[Extracted records]
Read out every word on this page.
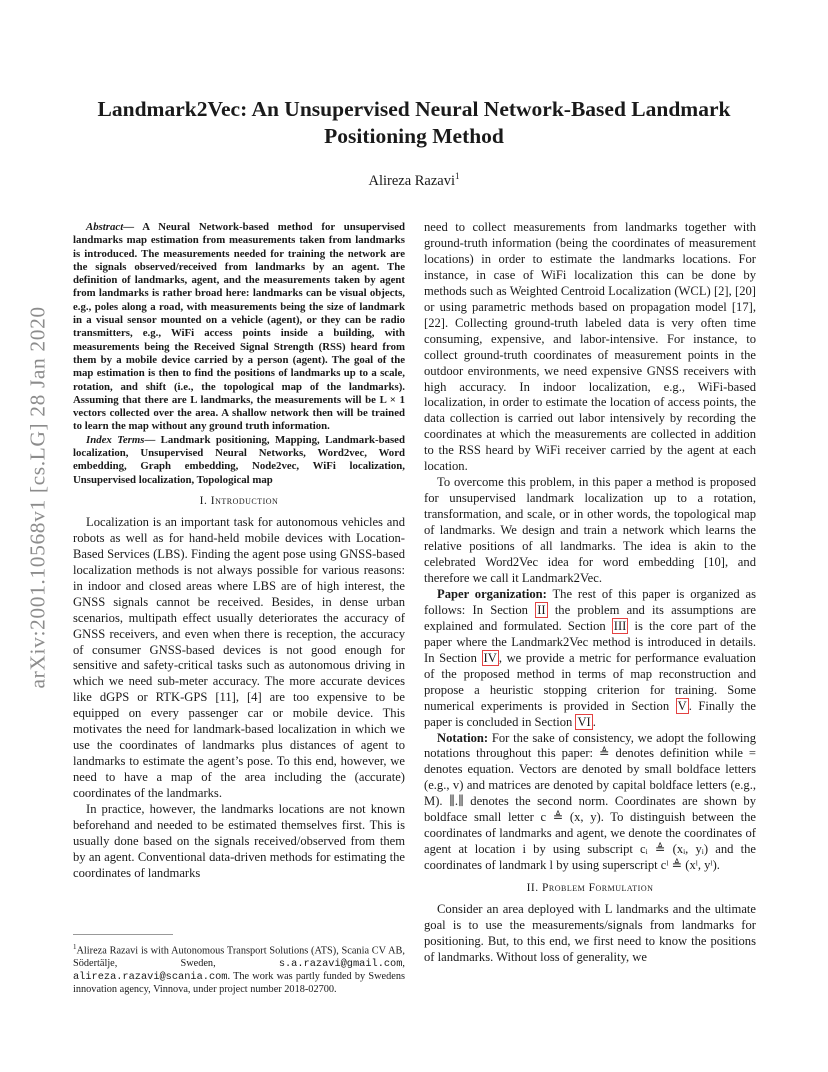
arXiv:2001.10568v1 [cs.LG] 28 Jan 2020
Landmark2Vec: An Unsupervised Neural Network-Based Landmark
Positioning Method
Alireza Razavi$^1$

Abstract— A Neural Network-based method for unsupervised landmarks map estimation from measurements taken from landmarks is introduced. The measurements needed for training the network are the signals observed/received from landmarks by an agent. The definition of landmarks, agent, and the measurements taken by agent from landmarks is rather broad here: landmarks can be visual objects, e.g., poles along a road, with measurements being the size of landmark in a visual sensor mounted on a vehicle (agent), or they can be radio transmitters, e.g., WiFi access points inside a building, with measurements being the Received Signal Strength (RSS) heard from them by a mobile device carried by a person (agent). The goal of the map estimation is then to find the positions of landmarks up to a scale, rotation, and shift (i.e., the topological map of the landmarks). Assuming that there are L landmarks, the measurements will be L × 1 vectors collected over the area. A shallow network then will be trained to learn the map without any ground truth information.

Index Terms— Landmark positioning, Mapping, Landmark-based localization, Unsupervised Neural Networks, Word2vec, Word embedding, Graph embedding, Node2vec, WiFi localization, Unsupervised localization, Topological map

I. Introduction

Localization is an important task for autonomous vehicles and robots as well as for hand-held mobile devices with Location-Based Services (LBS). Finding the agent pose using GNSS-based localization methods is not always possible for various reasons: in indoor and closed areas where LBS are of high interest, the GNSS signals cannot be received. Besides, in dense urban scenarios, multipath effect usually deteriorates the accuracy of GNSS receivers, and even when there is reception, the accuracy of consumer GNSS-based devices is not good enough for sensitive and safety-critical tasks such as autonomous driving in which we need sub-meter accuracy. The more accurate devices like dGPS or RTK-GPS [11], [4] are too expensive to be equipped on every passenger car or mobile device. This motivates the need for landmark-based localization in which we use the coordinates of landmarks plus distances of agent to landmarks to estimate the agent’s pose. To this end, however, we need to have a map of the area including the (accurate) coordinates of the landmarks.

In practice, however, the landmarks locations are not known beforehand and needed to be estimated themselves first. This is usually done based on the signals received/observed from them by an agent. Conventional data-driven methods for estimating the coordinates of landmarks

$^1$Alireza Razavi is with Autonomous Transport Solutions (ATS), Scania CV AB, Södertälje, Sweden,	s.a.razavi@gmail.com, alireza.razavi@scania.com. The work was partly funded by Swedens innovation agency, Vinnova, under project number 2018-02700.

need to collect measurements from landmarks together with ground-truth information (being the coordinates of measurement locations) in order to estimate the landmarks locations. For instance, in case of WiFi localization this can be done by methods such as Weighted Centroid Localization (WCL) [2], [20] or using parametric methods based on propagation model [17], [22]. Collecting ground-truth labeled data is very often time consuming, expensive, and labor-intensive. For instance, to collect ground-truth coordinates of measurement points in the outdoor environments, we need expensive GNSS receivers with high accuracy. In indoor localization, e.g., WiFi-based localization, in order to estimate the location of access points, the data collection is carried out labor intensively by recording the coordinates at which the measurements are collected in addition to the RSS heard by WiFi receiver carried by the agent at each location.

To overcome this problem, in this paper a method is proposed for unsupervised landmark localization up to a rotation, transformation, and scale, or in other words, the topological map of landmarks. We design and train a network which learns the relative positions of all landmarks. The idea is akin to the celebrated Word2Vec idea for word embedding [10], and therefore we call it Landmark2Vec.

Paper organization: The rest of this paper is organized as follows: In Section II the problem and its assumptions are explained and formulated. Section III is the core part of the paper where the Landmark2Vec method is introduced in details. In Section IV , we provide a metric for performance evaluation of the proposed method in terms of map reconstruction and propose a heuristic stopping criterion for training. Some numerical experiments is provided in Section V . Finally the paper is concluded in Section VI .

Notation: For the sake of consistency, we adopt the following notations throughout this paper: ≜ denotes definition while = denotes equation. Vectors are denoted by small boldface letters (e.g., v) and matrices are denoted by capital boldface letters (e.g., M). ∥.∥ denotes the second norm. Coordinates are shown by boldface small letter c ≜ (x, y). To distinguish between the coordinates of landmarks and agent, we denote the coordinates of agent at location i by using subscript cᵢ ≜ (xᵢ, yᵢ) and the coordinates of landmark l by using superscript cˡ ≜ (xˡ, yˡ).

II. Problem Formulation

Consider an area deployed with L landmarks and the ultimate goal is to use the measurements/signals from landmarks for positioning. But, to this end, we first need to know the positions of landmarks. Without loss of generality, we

---

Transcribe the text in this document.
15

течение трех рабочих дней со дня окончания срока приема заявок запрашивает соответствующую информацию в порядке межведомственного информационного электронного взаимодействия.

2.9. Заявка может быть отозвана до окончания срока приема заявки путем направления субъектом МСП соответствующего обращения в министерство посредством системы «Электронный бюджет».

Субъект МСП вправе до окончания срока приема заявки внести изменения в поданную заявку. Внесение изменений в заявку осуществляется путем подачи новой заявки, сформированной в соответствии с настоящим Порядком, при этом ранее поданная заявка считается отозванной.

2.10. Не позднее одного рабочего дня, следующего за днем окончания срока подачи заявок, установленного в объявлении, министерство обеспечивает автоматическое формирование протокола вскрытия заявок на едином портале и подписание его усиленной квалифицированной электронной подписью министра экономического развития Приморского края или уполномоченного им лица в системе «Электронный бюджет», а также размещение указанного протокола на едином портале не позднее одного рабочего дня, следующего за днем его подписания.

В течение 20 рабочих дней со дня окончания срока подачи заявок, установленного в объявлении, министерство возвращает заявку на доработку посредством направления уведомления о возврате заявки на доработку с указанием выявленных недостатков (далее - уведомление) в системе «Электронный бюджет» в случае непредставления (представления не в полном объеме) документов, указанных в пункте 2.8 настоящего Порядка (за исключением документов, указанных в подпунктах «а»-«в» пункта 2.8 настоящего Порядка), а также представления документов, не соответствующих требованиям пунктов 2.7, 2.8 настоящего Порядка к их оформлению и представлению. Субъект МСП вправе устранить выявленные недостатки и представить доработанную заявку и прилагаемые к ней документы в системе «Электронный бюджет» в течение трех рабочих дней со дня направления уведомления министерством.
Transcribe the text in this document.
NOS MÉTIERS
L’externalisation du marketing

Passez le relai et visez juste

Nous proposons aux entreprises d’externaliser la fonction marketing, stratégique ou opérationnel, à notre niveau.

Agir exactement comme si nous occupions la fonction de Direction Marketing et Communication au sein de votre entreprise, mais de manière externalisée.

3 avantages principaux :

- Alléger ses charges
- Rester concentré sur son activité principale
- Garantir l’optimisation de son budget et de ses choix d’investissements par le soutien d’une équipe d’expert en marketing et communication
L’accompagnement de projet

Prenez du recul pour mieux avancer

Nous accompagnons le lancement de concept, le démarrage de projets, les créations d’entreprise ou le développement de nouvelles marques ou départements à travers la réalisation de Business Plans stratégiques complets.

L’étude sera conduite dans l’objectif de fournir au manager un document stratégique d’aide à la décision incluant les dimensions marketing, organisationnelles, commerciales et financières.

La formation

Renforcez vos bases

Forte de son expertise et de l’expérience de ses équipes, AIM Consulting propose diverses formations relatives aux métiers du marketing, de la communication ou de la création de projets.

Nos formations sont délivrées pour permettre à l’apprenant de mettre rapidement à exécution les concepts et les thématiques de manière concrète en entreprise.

--

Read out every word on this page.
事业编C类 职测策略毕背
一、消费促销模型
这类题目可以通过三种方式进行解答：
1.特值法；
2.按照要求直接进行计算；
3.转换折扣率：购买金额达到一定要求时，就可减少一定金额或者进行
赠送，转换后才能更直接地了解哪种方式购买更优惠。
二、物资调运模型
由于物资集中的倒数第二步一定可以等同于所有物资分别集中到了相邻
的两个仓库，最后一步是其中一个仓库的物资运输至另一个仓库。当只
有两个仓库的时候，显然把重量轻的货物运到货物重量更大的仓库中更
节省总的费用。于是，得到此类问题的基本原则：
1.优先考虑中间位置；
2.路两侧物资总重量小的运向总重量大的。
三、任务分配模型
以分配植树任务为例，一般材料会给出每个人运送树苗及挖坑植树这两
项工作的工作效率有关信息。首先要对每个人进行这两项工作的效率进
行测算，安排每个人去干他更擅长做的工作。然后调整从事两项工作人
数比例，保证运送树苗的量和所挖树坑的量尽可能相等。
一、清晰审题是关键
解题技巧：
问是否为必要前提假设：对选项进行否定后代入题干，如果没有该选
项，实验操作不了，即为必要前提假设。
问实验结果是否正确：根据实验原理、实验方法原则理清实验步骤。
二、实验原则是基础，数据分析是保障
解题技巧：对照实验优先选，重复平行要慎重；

[Directions for this task] Find the lines containing "fonction" and list every one of them.

[Response to this exercise]
Nous proposons aux entreprises d’externaliser la fonction marketing, stratégique ou opérationnel, à notre niveau.
Agir exactement comme si nous occupions la fonction de Direction Marketing et Communication au sein de votre entreprise, mais de manière externalisée.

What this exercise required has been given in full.